Your task is to repeat the listing exactly.

TASK INPUTS:
──────────────────────────────

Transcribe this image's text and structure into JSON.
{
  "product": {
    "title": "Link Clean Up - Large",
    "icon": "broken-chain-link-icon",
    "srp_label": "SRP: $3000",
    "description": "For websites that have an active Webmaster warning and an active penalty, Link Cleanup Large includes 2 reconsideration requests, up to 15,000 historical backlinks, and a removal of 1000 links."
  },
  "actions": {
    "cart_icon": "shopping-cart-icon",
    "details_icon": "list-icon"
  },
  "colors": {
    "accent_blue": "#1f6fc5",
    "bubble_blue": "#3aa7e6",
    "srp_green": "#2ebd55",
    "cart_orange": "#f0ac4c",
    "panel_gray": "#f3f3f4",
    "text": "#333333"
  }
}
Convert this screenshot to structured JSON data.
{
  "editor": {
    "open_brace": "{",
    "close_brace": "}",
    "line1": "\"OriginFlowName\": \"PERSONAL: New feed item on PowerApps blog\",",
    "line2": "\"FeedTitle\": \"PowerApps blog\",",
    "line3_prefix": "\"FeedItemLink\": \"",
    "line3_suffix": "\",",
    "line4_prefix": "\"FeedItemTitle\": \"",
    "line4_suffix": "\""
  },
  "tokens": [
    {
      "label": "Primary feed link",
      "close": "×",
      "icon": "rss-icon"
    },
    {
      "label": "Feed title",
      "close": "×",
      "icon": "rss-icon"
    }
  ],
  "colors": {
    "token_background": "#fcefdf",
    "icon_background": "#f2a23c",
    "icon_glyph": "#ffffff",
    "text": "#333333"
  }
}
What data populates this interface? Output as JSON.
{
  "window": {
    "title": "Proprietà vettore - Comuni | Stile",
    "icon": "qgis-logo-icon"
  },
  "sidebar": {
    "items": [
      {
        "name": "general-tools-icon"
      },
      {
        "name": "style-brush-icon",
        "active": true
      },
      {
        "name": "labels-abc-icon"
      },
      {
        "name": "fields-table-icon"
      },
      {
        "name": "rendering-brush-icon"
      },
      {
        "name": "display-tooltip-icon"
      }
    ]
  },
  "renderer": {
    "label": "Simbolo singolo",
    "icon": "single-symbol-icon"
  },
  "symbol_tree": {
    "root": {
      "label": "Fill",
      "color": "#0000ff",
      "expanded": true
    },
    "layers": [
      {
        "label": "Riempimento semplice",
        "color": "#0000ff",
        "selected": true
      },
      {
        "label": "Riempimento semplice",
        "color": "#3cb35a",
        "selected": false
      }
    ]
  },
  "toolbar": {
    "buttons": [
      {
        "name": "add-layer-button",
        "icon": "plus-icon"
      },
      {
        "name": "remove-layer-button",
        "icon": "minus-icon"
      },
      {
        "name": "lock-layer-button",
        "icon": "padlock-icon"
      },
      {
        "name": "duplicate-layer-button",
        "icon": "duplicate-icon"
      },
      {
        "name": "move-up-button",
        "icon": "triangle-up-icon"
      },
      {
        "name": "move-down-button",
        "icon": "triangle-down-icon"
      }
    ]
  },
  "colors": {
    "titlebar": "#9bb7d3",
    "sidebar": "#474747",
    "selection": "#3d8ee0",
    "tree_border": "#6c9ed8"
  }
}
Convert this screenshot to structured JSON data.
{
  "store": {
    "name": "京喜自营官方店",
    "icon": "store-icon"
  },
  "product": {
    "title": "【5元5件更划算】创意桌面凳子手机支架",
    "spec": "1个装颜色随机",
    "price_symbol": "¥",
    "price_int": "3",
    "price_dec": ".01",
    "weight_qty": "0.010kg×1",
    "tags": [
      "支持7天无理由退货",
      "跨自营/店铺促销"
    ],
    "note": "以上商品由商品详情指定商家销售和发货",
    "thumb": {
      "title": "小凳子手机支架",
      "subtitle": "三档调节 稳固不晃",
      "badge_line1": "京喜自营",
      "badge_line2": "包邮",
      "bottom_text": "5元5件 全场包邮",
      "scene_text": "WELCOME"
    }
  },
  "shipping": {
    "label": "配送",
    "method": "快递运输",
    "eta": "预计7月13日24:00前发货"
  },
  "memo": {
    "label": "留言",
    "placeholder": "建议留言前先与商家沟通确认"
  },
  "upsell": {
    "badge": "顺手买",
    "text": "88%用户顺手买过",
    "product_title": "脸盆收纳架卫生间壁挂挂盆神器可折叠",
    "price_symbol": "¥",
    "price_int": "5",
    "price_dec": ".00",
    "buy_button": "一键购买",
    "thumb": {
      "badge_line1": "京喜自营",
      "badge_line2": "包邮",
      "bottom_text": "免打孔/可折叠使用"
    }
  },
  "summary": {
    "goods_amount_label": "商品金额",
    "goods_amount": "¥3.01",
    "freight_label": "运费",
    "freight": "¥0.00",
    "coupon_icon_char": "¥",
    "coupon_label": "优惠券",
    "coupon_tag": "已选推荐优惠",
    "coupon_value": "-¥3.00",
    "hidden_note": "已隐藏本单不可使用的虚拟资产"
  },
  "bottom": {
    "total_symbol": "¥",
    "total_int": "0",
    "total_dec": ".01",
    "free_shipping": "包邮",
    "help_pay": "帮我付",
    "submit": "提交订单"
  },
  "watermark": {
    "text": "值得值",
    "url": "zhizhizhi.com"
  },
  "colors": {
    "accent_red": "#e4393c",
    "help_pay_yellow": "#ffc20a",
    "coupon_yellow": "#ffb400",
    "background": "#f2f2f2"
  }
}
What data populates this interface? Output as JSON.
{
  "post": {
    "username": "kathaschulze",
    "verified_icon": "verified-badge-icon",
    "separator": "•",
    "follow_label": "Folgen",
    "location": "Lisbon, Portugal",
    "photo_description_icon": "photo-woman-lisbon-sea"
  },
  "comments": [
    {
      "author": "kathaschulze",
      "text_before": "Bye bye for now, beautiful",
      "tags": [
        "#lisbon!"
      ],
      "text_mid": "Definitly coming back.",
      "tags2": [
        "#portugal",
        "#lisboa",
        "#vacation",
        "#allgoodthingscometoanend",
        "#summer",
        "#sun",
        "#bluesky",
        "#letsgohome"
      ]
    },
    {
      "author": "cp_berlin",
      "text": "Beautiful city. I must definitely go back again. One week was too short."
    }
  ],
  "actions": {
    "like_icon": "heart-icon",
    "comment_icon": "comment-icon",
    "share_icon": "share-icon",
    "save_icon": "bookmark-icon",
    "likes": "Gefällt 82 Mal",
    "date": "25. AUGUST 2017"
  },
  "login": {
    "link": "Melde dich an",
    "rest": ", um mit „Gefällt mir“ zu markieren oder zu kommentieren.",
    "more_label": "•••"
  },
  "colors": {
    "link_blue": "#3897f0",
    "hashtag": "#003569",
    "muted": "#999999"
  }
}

──────────────────────────────

TASK OUTPUT:
Transcribe this image's text and structure into JSON.
{
  "product": {
    "title": "Link Clean Up - Large",
    "icon": "broken-chain-link-icon",
    "srp_label": "SRP: $3000",
    "description": "For websites that have an active Webmaster warning and an active penalty, Link Cleanup Large includes 2 reconsideration requests, up to 15,000 historical backlinks, and a removal of 1000 links."
  },
  "actions": {
    "cart_icon": "shopping-cart-icon",
    "details_icon": "list-icon"
  },
  "colors": {
    "accent_blue": "#1f6fc5",
    "bubble_blue": "#3aa7e6",
    "srp_green": "#2ebd55",
    "cart_orange": "#f0ac4c",
    "panel_gray": "#f3f3f4",
    "text": "#333333"
  }
}
Convert this screenshot to structured JSON data.
{
  "editor": {
    "open_brace": "{",
    "close_brace": "}",
    "line1": "\"OriginFlowName\": \"PERSONAL: New feed item on PowerApps blog\",",
    "line2": "\"FeedTitle\": \"PowerApps blog\",",
    "line3_prefix": "\"FeedItemLink\": \"",
    "line3_suffix": "\",",
    "line4_prefix": "\"FeedItemTitle\": \"",
    "line4_suffix": "\""
  },
  "tokens": [
    {
      "label": "Primary feed link",
      "close": "×",
      "icon": "rss-icon"
    },
    {
      "label": "Feed title",
      "close": "×",
      "icon": "rss-icon"
    }
  ],
  "colors": {
    "token_background": "#fcefdf",
    "icon_background": "#f2a23c",
    "icon_glyph": "#ffffff",
    "text": "#333333"
  }
}
What data populates this interface? Output as JSON.
{
  "window": {
    "title": "Proprietà vettore - Comuni | Stile",
    "icon": "qgis-logo-icon"
  },
  "sidebar": {
    "items": [
      {
        "name": "general-tools-icon"
      },
      {
        "name": "style-brush-icon",
        "active": true
      },
      {
        "name": "labels-abc-icon"
      },
      {
        "name": "fields-table-icon"
      },
      {
        "name": "rendering-brush-icon"
      },
      {
        "name": "display-tooltip-icon"
      }
    ]
  },
  "renderer": {
    "label": "Simbolo singolo",
    "icon": "single-symbol-icon"
  },
  "symbol_tree": {
    "root": {
      "label": "Fill",
      "color": "#0000ff",
      "expanded": true
    },
    "layers": [
      {
        "label": "Riempimento semplice",
        "color": "#0000ff",
        "selected": true
      },
      {
        "label": "Riempimento semplice",
        "color": "#3cb35a",
        "selected": false
      }
    ]
  },
  "toolbar": {
    "buttons": [
      {
        "name": "add-layer-button",
        "icon": "plus-icon"
      },
      {
        "name": "remove-layer-button",
        "icon": "minus-icon"
      },
      {
        "name": "lock-layer-button",
        "icon": "padlock-icon"
      },
      {
        "name": "duplicate-layer-button",
        "icon": "duplicate-icon"
      },
      {
        "name": "move-up-button",
        "icon": "triangle-up-icon"
      },
      {
        "name": "move-down-button",
        "icon": "triangle-down-icon"
      }
    ]
  },
  "colors": {
    "titlebar": "#9bb7d3",
    "sidebar": "#474747",
    "selection": "#3d8ee0",
    "tree_border": "#6c9ed8"
  }
}
Convert this screenshot to structured JSON data.
{
  "store": {
    "name": "京喜自营官方店",
    "icon": "store-icon"
  },
  "product": {
    "title": "【5元5件更划算】创意桌面凳子手机支架",
    "spec": "1个装颜色随机",
    "price_symbol": "¥",
    "price_int": "3",
    "price_dec": ".01",
    "weight_qty": "0.010kg×1",
    "tags": [
      "支持7天无理由退货",
      "跨自营/店铺促销"
    ],
    "note": "以上商品由商品详情指定商家销售和发货",
    "thumb": {
      "title": "小凳子手机支架",
      "subtitle": "三档调节 稳固不晃",
      "badge_line1": "京喜自营",
      "badge_line2": "包邮",
      "bottom_text": "5元5件 全场包邮",
      "scene_text": "WELCOME"
    }
  },
  "shipping": {
    "label": "配送",
    "method": "快递运输",
    "eta": "预计7月13日24:00前发货"
  },
  "memo": {
    "label": "留言",
    "placeholder": "建议留言前先与商家沟通确认"
  },
  "upsell": {
    "badge": "顺手买",
    "text": "88%用户顺手买过",
    "product_title": "脸盆收纳架卫生间壁挂挂盆神器可折叠",
    "price_symbol": "¥",
    "price_int": "5",
    "price_dec": ".00",
    "buy_button": "一键购买",
    "thumb": {
      "badge_line1": "京喜自营",
      "badge_line2": "包邮",
      "bottom_text": "免打孔/可折叠使用"
    }
  },
  "summary": {
    "goods_amount_label": "商品金额",
    "goods_amount": "¥3.01",
    "freight_label": "运费",
    "freight": "¥0.00",
    "coupon_icon_char": "¥",
    "coupon_label": "优惠券",
    "coupon_tag": "已选推荐优惠",
    "coupon_value": "-¥3.00",
    "hidden_note": "已隐藏本单不可使用的虚拟资产"
  },
  "bottom": {
    "total_symbol": "¥",
    "total_int": "0",
    "total_dec": ".01",
    "free_shipping": "包邮",
    "help_pay": "帮我付",
    "submit": "提交订单"
  },
  "watermark": {
    "text": "值得值",
    "url": "zhizhizhi.com"
  },
  "colors": {
    "accent_red": "#e4393c",
    "help_pay_yellow": "#ffc20a",
    "coupon_yellow": "#ffb400",
    "background": "#f2f2f2"
  }
}
What data populates this interface? Output as JSON.
{
  "post": {
    "username": "kathaschulze",
    "verified_icon": "verified-badge-icon",
    "separator": "•",
    "follow_label": "Folgen",
    "location": "Lisbon, Portugal",
    "photo_description_icon": "photo-woman-lisbon-sea"
  },
  "comments": [
    {
      "author": "kathaschulze",
      "text_before": "Bye bye for now, beautiful",
      "tags": [
        "#lisbon!"
      ],
      "text_mid": "Definitly coming back.",
      "tags2": [
        "#portugal",
        "#lisboa",
        "#vacation",
        "#allgoodthingscometoanend",
        "#summer",
        "#sun",
        "#bluesky",
        "#letsgohome"
      ]
    },
    {
      "author": "cp_berlin",
      "text": "Beautiful city. I must definitely go back again. One week was too short."
    }
  ],
  "actions": {
    "like_icon": "heart-icon",
    "comment_icon": "comment-icon",
    "share_icon": "share-icon",
    "save_icon": "bookmark-icon",
    "likes": "Gefällt 82 Mal",
    "date": "25. AUGUST 2017"
  },
  "login": {
    "link": "Melde dich an",
    "rest": ", um mit „Gefällt mir“ zu markieren oder zu kommentieren.",
    "more_label": "•••"
  },
  "colors": {
    "link_blue": "#3897f0",
    "hashtag": "#003569",
    "muted": "#999999"
  }
}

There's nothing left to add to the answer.